▸ **RECORDS FOR THE TASK**
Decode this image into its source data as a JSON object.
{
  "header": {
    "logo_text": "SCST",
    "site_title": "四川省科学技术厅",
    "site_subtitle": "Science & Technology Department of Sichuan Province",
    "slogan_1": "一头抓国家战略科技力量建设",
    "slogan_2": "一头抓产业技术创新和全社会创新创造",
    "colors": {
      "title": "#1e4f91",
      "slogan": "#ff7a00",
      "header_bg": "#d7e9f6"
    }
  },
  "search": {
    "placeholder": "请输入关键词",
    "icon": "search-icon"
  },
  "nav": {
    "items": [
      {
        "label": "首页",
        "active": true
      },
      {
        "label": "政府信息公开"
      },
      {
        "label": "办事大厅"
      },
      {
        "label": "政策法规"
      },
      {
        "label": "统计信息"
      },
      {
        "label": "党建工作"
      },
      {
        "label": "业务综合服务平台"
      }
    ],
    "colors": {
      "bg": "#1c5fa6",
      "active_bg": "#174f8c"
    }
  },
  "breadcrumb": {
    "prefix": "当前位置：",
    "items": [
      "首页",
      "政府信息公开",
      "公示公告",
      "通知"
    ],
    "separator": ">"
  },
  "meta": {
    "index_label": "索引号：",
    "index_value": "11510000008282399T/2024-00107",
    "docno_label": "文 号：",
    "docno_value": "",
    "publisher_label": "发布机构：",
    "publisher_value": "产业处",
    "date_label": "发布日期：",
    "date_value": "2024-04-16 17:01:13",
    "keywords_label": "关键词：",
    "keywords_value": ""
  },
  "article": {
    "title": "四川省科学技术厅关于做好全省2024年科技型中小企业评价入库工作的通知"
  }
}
--
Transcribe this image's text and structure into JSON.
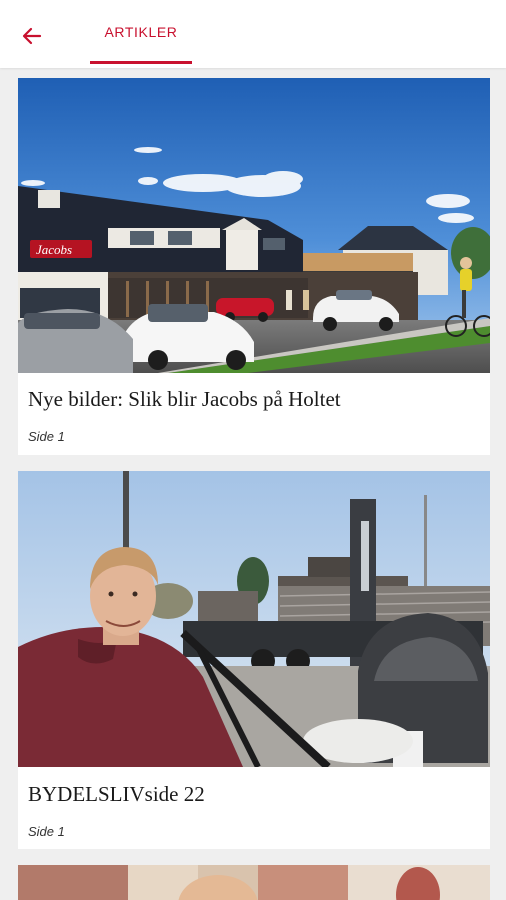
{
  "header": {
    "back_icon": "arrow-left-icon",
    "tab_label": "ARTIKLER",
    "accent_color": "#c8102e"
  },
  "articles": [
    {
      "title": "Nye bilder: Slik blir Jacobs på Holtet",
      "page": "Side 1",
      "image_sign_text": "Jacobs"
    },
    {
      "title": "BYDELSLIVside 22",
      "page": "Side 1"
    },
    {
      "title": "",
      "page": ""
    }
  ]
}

▸ **TASK DESCRIPTION**
Copy each line of the listing in which the word "into" can be found.

▸ **RESPONSE TO THIS EXERCISE**
Decode this image into its source data as a JSON object.
Transcribe this image's text and structure into JSON.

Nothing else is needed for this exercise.